Passage given -
Gmail is now overriding browser right-click to provide a custom contextual menu - doomlaser

This is a clear example of a design anti-pattern that often crops up with new Google interfaces.<p>There is no setting to turn it off, and it nukes the browser&#x27;s standard right click contextual menu for opening links in new tabs and windows, copying urls, etc when clicking on messages.<p>Designers, please just stop with this kind of thing. It&#x27;s not acceptable to change the behavior of a standard. fundamental browser interface in your site design.
======
rhythmvs
They (designers) do it to keep you from sniffing their handycraft code with
the inspector. (That’s a joke.)

The browser is no webpage-viewer-app any longer. Especially not when the
“page” is actually a full-fledged webapp. As soon as an app begins to be an
app viewer, it’s really become an OS. (At least the Web is the OS, and
browsers implement the frontend layer.)

Imagine the right-click context menu on Windows or OSX would be the same, all
times, in all apps. Not much “context”, no?

One could claim those browser right-click context menus hadn’t to be there at
all: at least, they’ve been “polyfills” with generic defaults, awaiting the
(right, contextual) functionality being implemented by the webapps themselves.
Granted, they _were_ useful, back when web pages were just static hypertext
documents and browsers were mere html viewers.

Browsers will continue to play that schizofrenic role for some time, both as a
document viewer, and as a UI renderer. But eventually we will need two
separate “web surfing” apps.

Work instructions -
• 1. In the thread about Gmail's right-click menu, reproduce the part between "One could claim" and "mere html viewers.", inclusive, substituting "web applications" for every "webapps".
• 2. Carry on the thread about Gmail overriding the browser's right-click menu, starting after its final sentence.

Extracted entries -
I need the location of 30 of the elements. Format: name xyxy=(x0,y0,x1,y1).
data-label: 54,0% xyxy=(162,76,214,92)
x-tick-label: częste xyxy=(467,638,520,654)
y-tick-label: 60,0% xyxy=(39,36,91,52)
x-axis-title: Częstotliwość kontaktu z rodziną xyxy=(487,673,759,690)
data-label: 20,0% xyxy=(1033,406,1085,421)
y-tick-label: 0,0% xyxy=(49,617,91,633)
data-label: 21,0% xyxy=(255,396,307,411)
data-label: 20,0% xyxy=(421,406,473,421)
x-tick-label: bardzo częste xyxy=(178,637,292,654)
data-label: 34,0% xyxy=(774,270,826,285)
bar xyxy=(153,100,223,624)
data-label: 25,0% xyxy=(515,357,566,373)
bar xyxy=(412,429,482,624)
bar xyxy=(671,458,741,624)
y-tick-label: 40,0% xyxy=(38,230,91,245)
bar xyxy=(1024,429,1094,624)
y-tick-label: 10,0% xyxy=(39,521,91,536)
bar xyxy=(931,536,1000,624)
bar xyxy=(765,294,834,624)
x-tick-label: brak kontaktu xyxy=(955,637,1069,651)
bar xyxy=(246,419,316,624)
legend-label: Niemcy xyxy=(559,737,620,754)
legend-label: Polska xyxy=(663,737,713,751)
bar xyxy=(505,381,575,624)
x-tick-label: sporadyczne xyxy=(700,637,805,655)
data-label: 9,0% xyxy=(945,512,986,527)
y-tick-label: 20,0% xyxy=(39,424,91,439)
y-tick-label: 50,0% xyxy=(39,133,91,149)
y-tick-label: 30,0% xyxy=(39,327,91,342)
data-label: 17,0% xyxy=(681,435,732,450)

Responses to the tasks -
• 1.
One could claim those browser right-click context menus hadn’t to be there at
all: at least, they’ve been “polyfills” with generic defaults, awaiting the
(right, contextual) functionality being implemented by the web applications themselves.
Granted, they _were_ useful, back when web pages were just static hypertext
documents and browsers were mere html viewers.

• 2.
This is also what’s going on, I guess, when you here people complaining about
pervasive javascript, progressive enhancement, and their demand that all web
“pages” must support their no-js browser plugins indifferently.

The Web is more than pages: we got webapps now.

------
ars
This is really the browsers fault, not the designers.

Right click is a useful way to interact with something, but it's unfortunate
the browser only offers all or nothing.

Either have a browser context menu, or override it and have nothing.

We need a way to have both. I suggest the browser give the designer a fixed
size box (size queryable at runtime) and the designer can put anything in
there.

This box shows up together with the regular context menu, but with a special
border to mark it as part of the page.

------
nickporter
That's just like, your opinion, man..

It's called a context menu for a reason. It is a menu that offers options
based on your current context. If you think of gmail as an application and not
just a website, it makes sense no?

That said, I think it would be better if the browser would expose an API that
would let you manipulate the native context menu.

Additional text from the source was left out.